# STORED RECORDS:
-- BEGIN --

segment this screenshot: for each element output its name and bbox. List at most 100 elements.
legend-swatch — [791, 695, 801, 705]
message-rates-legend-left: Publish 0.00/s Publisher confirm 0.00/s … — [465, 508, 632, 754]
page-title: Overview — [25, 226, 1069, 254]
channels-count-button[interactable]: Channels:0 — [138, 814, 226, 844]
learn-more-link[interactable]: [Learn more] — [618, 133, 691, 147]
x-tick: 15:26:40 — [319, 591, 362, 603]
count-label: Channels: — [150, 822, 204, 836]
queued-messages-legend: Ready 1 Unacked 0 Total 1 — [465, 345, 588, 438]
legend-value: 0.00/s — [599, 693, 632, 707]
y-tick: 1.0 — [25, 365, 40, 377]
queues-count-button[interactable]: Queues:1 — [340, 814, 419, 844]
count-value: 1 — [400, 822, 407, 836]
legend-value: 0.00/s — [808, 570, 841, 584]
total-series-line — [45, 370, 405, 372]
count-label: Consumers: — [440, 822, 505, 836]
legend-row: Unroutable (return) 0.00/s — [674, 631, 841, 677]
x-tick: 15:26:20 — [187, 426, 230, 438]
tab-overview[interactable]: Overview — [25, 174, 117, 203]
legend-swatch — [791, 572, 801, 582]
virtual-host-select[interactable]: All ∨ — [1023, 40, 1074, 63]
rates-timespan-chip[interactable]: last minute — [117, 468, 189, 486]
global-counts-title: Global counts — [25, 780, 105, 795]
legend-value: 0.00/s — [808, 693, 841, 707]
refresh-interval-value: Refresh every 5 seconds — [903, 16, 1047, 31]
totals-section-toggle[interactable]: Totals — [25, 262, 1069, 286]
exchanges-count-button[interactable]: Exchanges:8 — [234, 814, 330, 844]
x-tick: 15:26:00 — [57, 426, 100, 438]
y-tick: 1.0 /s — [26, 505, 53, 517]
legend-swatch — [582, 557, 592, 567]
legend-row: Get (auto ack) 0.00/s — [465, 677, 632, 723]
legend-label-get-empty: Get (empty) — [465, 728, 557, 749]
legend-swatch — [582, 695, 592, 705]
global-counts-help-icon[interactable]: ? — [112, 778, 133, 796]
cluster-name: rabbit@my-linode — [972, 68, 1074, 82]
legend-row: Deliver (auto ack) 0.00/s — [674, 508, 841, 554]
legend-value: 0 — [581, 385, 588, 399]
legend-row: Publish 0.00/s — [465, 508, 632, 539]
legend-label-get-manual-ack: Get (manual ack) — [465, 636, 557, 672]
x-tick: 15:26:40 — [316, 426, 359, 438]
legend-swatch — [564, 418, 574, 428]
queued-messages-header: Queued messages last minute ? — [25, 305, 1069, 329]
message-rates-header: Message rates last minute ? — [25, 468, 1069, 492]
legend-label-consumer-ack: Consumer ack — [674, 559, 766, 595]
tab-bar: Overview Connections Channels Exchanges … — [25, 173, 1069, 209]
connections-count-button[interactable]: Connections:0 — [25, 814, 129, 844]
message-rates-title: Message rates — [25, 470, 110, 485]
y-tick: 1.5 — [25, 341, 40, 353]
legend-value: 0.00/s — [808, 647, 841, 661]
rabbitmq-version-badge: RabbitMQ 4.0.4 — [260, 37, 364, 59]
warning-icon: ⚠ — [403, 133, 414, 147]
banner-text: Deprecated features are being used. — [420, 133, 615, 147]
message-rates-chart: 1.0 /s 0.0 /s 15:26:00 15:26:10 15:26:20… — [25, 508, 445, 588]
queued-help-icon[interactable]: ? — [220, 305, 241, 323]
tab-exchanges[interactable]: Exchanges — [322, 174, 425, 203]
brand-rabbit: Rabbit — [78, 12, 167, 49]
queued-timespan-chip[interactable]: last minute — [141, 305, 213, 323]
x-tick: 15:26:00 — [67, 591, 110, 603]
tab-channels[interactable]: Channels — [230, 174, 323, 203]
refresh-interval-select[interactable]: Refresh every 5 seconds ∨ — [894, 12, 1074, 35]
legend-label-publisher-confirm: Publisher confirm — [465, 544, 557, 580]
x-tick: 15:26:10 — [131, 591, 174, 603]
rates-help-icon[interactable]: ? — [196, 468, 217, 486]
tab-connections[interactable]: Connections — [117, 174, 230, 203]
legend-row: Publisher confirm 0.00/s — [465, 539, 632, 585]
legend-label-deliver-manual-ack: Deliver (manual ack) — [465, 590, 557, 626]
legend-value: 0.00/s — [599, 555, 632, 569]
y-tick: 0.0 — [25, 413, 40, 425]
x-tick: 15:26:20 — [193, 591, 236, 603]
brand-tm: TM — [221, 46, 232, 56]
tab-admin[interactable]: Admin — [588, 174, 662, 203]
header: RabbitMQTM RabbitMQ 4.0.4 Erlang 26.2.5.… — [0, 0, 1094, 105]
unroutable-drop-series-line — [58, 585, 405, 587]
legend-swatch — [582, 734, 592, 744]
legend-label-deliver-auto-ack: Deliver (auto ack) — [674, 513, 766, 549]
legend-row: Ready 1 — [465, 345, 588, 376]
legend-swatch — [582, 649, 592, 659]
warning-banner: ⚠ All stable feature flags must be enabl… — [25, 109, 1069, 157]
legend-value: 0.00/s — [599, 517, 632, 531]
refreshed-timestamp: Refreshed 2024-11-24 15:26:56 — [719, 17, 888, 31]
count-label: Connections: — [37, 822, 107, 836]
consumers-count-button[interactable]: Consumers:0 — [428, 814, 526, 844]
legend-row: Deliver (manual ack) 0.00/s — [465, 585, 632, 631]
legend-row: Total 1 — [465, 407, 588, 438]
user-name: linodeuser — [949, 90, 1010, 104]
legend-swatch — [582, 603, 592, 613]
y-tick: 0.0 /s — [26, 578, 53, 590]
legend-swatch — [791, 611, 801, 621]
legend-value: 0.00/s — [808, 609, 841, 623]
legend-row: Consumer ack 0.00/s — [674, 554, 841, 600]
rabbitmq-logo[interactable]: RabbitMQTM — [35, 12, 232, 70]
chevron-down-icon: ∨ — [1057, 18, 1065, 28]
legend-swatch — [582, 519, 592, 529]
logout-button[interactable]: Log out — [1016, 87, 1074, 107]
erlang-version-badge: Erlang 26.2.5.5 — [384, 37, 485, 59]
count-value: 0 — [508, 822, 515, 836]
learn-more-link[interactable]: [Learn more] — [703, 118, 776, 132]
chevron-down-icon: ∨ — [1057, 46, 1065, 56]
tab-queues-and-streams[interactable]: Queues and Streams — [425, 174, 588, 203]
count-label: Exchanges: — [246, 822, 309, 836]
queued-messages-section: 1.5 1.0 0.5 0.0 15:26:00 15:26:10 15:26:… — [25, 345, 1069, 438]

-- END --

# PROBLEM TO SOLVE:
Copy all of the lines above exactly as they appear, character for character.

# ANSWER IN FULL:
segment this screenshot: for each element output its name and bbox. List at most 100 elements.
legend-swatch — [791, 695, 801, 705]
message-rates-legend-left: Publish 0.00/s Publisher confirm 0.00/s … — [465, 508, 632, 754]
page-title: Overview — [25, 226, 1069, 254]
channels-count-button[interactable]: Channels:0 — [138, 814, 226, 844]
learn-more-link[interactable]: [Learn more] — [618, 133, 691, 147]
x-tick: 15:26:40 — [319, 591, 362, 603]
count-label: Channels: — [150, 822, 204, 836]
queued-messages-legend: Ready 1 Unacked 0 Total 1 — [465, 345, 588, 438]
legend-value: 0.00/s — [599, 693, 632, 707]
y-tick: 1.0 — [25, 365, 40, 377]
queues-count-button[interactable]: Queues:1 — [340, 814, 419, 844]
count-value: 1 — [400, 822, 407, 836]
legend-value: 0.00/s — [808, 570, 841, 584]
total-series-line — [45, 370, 405, 372]
count-label: Consumers: — [440, 822, 505, 836]
legend-row: Unroutable (return) 0.00/s — [674, 631, 841, 677]
x-tick: 15:26:20 — [187, 426, 230, 438]
tab-overview[interactable]: Overview — [25, 174, 117, 203]
legend-swatch — [791, 572, 801, 582]
virtual-host-select[interactable]: All ∨ — [1023, 40, 1074, 63]
rates-timespan-chip[interactable]: last minute — [117, 468, 189, 486]
global-counts-title: Global counts — [25, 780, 105, 795]
legend-value: 0.00/s — [808, 693, 841, 707]
refresh-interval-value: Refresh every 5 seconds — [903, 16, 1047, 31]
totals-section-toggle[interactable]: Totals — [25, 262, 1069, 286]
exchanges-count-button[interactable]: Exchanges:8 — [234, 814, 330, 844]
x-tick: 15:26:00 — [57, 426, 100, 438]
y-tick: 1.0 /s — [26, 505, 53, 517]
legend-swatch — [582, 557, 592, 567]
legend-row: Get (auto ack) 0.00/s — [465, 677, 632, 723]
legend-label-get-empty: Get (empty) — [465, 728, 557, 749]
legend-swatch — [582, 695, 592, 705]
global-counts-help-icon[interactable]: ? — [112, 778, 133, 796]
cluster-name: rabbit@my-linode — [972, 68, 1074, 82]
legend-row: Deliver (auto ack) 0.00/s — [674, 508, 841, 554]
legend-value: 0 — [581, 385, 588, 399]
legend-row: Publish 0.00/s — [465, 508, 632, 539]
legend-label-get-manual-ack: Get (manual ack) — [465, 636, 557, 672]
x-tick: 15:26:40 — [316, 426, 359, 438]
legend-swatch — [564, 418, 574, 428]
queued-messages-header: Queued messages last minute ? — [25, 305, 1069, 329]
message-rates-header: Message rates last minute ? — [25, 468, 1069, 492]
legend-label-consumer-ack: Consumer ack — [674, 559, 766, 595]
tab-bar: Overview Connections Channels Exchanges … — [25, 173, 1069, 209]
connections-count-button[interactable]: Connections:0 — [25, 814, 129, 844]
message-rates-title: Message rates — [25, 470, 110, 485]
y-tick: 1.5 — [25, 341, 40, 353]
legend-value: 0.00/s — [808, 647, 841, 661]
rabbitmq-version-badge: RabbitMQ 4.0.4 — [260, 37, 364, 59]
warning-icon: ⚠ — [403, 133, 414, 147]
banner-text: Deprecated features are being used. — [420, 133, 615, 147]
message-rates-chart: 1.0 /s 0.0 /s 15:26:00 15:26:10 15:26:20… — [25, 508, 445, 588]
queued-help-icon[interactable]: ? — [220, 305, 241, 323]
tab-exchanges[interactable]: Exchanges — [322, 174, 425, 203]
brand-rabbit: Rabbit — [78, 12, 167, 49]
queued-timespan-chip[interactable]: last minute — [141, 305, 213, 323]
x-tick: 15:26:00 — [67, 591, 110, 603]
tab-channels[interactable]: Channels — [230, 174, 323, 203]
refresh-interval-select[interactable]: Refresh every 5 seconds ∨ — [894, 12, 1074, 35]
legend-label-publisher-confirm: Publisher confirm — [465, 544, 557, 580]
x-tick: 15:26:10 — [131, 591, 174, 603]
rates-help-icon[interactable]: ? — [196, 468, 217, 486]
tab-connections[interactable]: Connections — [117, 174, 230, 203]
legend-row: Publisher confirm 0.00/s — [465, 539, 632, 585]
legend-label-deliver-manual-ack: Deliver (manual ack) — [465, 590, 557, 626]
legend-value: 0.00/s — [599, 555, 632, 569]
y-tick: 0.0 — [25, 413, 40, 425]
x-tick: 15:26:20 — [193, 591, 236, 603]
brand-tm: TM — [221, 46, 232, 56]
tab-admin[interactable]: Admin — [588, 174, 662, 203]
header: RabbitMQTM RabbitMQ 4.0.4 Erlang 26.2.5.… — [0, 0, 1094, 105]
unroutable-drop-series-line — [58, 585, 405, 587]
legend-swatch — [582, 734, 592, 744]
legend-label-deliver-auto-ack: Deliver (auto ack) — [674, 513, 766, 549]
legend-row: Ready 1 — [465, 345, 588, 376]
legend-swatch — [582, 649, 592, 659]
warning-banner: ⚠ All stable feature flags must be enabl… — [25, 109, 1069, 157]
legend-value: 0.00/s — [599, 517, 632, 531]
refreshed-timestamp: Refreshed 2024-11-24 15:26:56 — [719, 17, 888, 31]
count-label: Connections: — [37, 822, 107, 836]
consumers-count-button[interactable]: Consumers:0 — [428, 814, 526, 844]
legend-row: Deliver (manual ack) 0.00/s — [465, 585, 632, 631]
legend-row: Total 1 — [465, 407, 588, 438]
user-name: linodeuser — [949, 90, 1010, 104]
legend-swatch — [582, 603, 592, 613]
y-tick: 0.0 /s — [26, 578, 53, 590]
legend-swatch — [791, 611, 801, 621]
legend-value: 0.00/s — [808, 609, 841, 623]
legend-row: Consumer ack 0.00/s — [674, 554, 841, 600]
rabbitmq-logo[interactable]: RabbitMQTM — [35, 12, 232, 70]
chevron-down-icon: ∨ — [1057, 18, 1065, 28]
legend-swatch — [582, 519, 592, 529]
logout-button[interactable]: Log out — [1016, 87, 1074, 107]
erlang-version-badge: Erlang 26.2.5.5 — [384, 37, 485, 59]
count-value: 0 — [508, 822, 515, 836]
learn-more-link[interactable]: [Learn more] — [703, 118, 776, 132]
chevron-down-icon: ∨ — [1057, 46, 1065, 56]
tab-queues-and-streams[interactable]: Queues and Streams — [425, 174, 588, 203]
count-label: Exchanges: — [246, 822, 309, 836]
queued-messages-section: 1.5 1.0 0.5 0.0 15:26:00 15:26:10 15:26:… — [25, 345, 1069, 438]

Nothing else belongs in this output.